» The task
Put the lines into a JSON list of strings, one string per line, beginning with the line that contains "or-gate-carry-out (934, 528, 1050, 610)" and running through the line that contains "junction-dot-ci-xor (768, 730, 780, 742)". Include both of those lines and leave out any blank lines.

[Source data]
[Begin]
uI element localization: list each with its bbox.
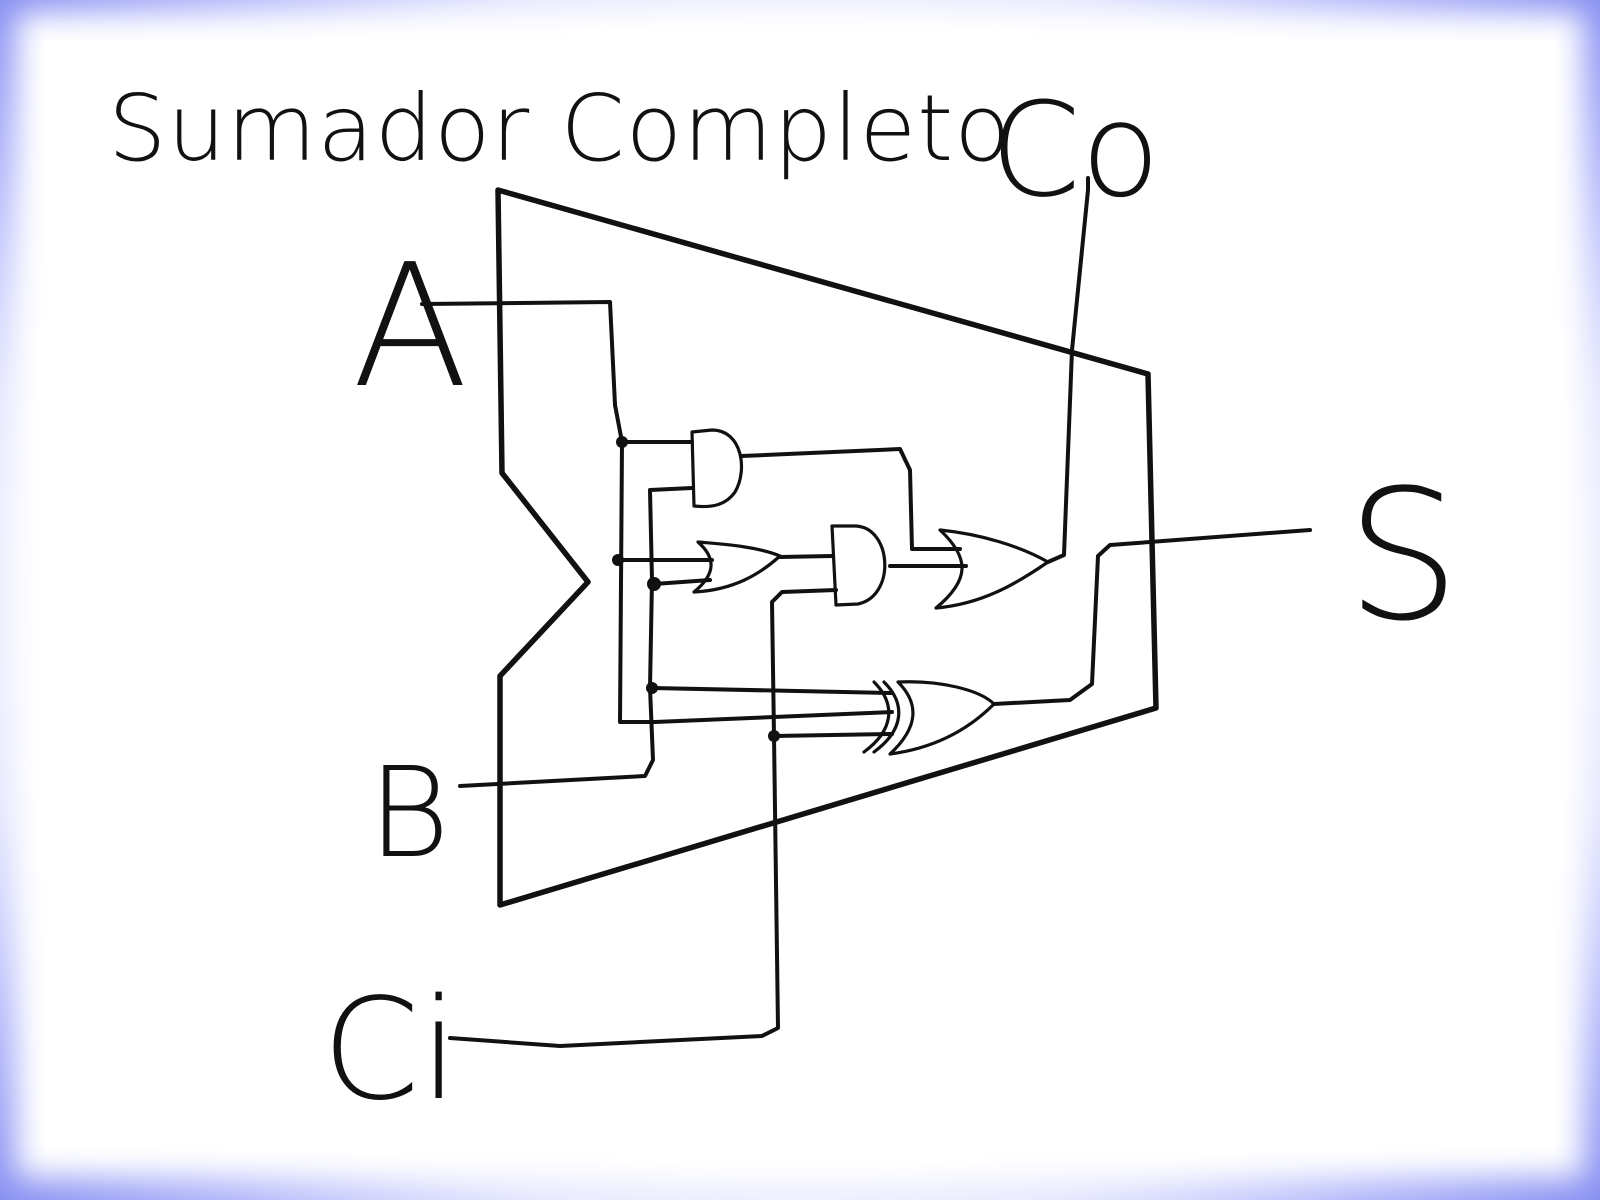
or-gate-carry-out (934, 528, 1050, 610)
wire-b (458, 486, 694, 788)
and-gate-carry (830, 524, 887, 607)
wire-ci (448, 588, 838, 1048)
label-input-a: A (352, 228, 468, 426)
label-output-co: Co (990, 74, 1160, 226)
wire-ci-to-xor (772, 732, 894, 738)
junction-dot-b-or (647, 577, 661, 591)
paper-sheet (44, 40, 1556, 1150)
label-input-b: B (368, 741, 450, 886)
junction-dot-ci-xor (768, 730, 780, 742)
wire-or1-to-and2 (778, 554, 834, 559)
or-gate-ab (692, 540, 782, 594)
wire-b-to-or1 (652, 578, 712, 586)
junction-dot-b-xor (646, 682, 658, 694)
wire-a-to-xor (653, 710, 894, 724)
xor-gate-sum (888, 680, 996, 756)
xor-gate-sum-back-arc (872, 680, 901, 754)
diagram-title: Sumador Completo (108, 75, 1012, 182)
label-output-s: S (1346, 452, 1460, 661)
wire-a (420, 300, 657, 724)
block-outline (495, 187, 1159, 908)
wire-carry-out (1046, 176, 1090, 564)
junction-dot-a-and (616, 436, 628, 448)
wire-and1-to-or2 (740, 447, 962, 551)
xor-gate-sum-back-arc-2 (862, 680, 891, 754)
and-gate-ab (690, 428, 744, 509)
junction-dot-a-or (612, 554, 624, 566)
wire-sum-out (992, 528, 1312, 706)
label-input-ci: Ci (322, 969, 459, 1132)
[End]
» Result below
[
  "or-gate-carry-out (934, 528, 1050, 610)",
  "wire-b (458, 486, 694, 788)",
  "and-gate-carry (830, 524, 887, 607)",
  "wire-ci (448, 588, 838, 1048)",
  "label-input-a: A (352, 228, 468, 426)",
  "label-output-co: Co (990, 74, 1160, 226)",
  "wire-ci-to-xor (772, 732, 894, 738)",
  "junction-dot-b-or (647, 577, 661, 591)",
  "paper-sheet (44, 40, 1556, 1150)",
  "label-input-b: B (368, 741, 450, 886)",
  "junction-dot-ci-xor (768, 730, 780, 742)"
]